> TASK TO CARRY OUT
Write the material out again exactly.
** start MATERIAL **
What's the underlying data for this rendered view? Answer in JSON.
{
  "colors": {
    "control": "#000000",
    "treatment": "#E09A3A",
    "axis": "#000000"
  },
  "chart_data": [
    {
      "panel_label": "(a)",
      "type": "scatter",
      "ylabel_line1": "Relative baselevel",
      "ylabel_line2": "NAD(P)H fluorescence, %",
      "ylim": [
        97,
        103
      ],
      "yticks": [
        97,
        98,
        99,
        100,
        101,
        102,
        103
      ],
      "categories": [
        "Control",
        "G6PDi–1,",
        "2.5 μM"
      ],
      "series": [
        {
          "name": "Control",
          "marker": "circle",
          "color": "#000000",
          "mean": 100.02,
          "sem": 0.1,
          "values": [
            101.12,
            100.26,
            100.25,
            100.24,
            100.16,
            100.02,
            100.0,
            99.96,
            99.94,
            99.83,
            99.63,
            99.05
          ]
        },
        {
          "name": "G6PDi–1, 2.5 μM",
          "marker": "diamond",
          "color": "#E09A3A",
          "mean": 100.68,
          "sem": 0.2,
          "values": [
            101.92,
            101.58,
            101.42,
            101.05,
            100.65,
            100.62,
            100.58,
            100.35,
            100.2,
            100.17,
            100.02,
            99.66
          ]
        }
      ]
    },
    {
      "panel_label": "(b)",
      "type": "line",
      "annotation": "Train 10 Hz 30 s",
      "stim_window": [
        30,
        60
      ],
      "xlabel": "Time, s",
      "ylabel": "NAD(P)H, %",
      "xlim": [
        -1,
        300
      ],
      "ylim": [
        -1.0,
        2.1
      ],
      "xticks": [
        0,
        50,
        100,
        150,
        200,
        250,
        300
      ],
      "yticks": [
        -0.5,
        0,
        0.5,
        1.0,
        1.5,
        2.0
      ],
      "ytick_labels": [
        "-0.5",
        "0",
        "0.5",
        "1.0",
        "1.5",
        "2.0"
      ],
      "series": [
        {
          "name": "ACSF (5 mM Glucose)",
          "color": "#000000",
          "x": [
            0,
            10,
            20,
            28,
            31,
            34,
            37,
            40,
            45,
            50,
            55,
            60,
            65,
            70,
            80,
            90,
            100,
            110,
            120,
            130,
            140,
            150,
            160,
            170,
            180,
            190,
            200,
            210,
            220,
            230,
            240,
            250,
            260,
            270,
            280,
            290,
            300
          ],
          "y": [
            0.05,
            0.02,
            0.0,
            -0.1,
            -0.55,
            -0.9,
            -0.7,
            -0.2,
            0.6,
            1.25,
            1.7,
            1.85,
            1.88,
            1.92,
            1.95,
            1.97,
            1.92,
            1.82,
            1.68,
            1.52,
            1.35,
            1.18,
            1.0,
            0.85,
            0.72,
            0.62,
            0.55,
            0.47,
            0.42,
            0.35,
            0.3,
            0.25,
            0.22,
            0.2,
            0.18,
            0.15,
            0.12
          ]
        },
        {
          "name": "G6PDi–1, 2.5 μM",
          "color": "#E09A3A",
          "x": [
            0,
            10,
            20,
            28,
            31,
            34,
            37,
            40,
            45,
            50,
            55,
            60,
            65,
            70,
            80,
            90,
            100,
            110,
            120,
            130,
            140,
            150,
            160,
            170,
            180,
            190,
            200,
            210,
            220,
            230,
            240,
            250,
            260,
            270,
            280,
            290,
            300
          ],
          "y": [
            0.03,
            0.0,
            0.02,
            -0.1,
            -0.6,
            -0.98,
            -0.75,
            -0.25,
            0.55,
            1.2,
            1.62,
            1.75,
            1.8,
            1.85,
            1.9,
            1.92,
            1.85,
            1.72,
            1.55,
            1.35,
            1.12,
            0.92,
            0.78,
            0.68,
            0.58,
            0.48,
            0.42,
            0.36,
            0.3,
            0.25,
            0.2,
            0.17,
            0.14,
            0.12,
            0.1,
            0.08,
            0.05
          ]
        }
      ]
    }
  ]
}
** end MATERIAL **
> IN RESPONSE
What's the underlying data for this rendered view? Answer in JSON.
{
  "colors": {
    "control": "#000000",
    "treatment": "#E09A3A",
    "axis": "#000000"
  },
  "chart_data": [
    {
      "panel_label": "(a)",
      "type": "scatter",
      "ylabel_line1": "Relative baselevel",
      "ylabel_line2": "NAD(P)H fluorescence, %",
      "ylim": [
        97,
        103
      ],
      "yticks": [
        97,
        98,
        99,
        100,
        101,
        102,
        103
      ],
      "categories": [
        "Control",
        "G6PDi–1,",
        "2.5 μM"
      ],
      "series": [
        {
          "name": "Control",
          "marker": "circle",
          "color": "#000000",
          "mean": 100.02,
          "sem": 0.1,
          "values": [
            101.12,
            100.26,
            100.25,
            100.24,
            100.16,
            100.02,
            100.0,
            99.96,
            99.94,
            99.83,
            99.63,
            99.05
          ]
        },
        {
          "name": "G6PDi–1, 2.5 μM",
          "marker": "diamond",
          "color": "#E09A3A",
          "mean": 100.68,
          "sem": 0.2,
          "values": [
            101.92,
            101.58,
            101.42,
            101.05,
            100.65,
            100.62,
            100.58,
            100.35,
            100.2,
            100.17,
            100.02,
            99.66
          ]
        }
      ]
    },
    {
      "panel_label": "(b)",
      "type": "line",
      "annotation": "Train 10 Hz 30 s",
      "stim_window": [
        30,
        60
      ],
      "xlabel": "Time, s",
      "ylabel": "NAD(P)H, %",
      "xlim": [
        -1,
        300
      ],
      "ylim": [
        -1.0,
        2.1
      ],
      "xticks": [
        0,
        50,
        100,
        150,
        200,
        250,
        300
      ],
      "yticks": [
        -0.5,
        0,
        0.5,
        1.0,
        1.5,
        2.0
      ],
      "ytick_labels": [
        "-0.5",
        "0",
        "0.5",
        "1.0",
        "1.5",
        "2.0"
      ],
      "series": [
        {
          "name": "ACSF (5 mM Glucose)",
          "color": "#000000",
          "x": [
            0,
            10,
            20,
            28,
            31,
            34,
            37,
            40,
            45,
            50,
            55,
            60,
            65,
            70,
            80,
            90,
            100,
            110,
            120,
            130,
            140,
            150,
            160,
            170,
            180,
            190,
            200,
            210,
            220,
            230,
            240,
            250,
            260,
            270,
            280,
            290,
            300
          ],
          "y": [
            0.05,
            0.02,
            0.0,
            -0.1,
            -0.55,
            -0.9,
            -0.7,
            -0.2,
            0.6,
            1.25,
            1.7,
            1.85,
            1.88,
            1.92,
            1.95,
            1.97,
            1.92,
            1.82,
            1.68,
            1.52,
            1.35,
            1.18,
            1.0,
            0.85,
            0.72,
            0.62,
            0.55,
            0.47,
            0.42,
            0.35,
            0.3,
            0.25,
            0.22,
            0.2,
            0.18,
            0.15,
            0.12
          ]
        },
        {
          "name": "G6PDi–1, 2.5 μM",
          "color": "#E09A3A",
          "x": [
            0,
            10,
            20,
            28,
            31,
            34,
            37,
            40,
            45,
            50,
            55,
            60,
            65,
            70,
            80,
            90,
            100,
            110,
            120,
            130,
            140,
            150,
            160,
            170,
            180,
            190,
            200,
            210,
            220,
            230,
            240,
            250,
            260,
            270,
            280,
            290,
            300
          ],
          "y": [
            0.03,
            0.0,
            0.02,
            -0.1,
            -0.6,
            -0.98,
            -0.75,
            -0.25,
            0.55,
            1.2,
            1.62,
            1.75,
            1.8,
            1.85,
            1.9,
            1.92,
            1.85,
            1.72,
            1.55,
            1.35,
            1.12,
            0.92,
            0.78,
            0.68,
            0.58,
            0.48,
            0.42,
            0.36,
            0.3,
            0.25,
            0.2,
            0.17,
            0.14,
            0.12,
            0.1,
            0.08,
            0.05
          ]
        }
      ]
    }
  ]
}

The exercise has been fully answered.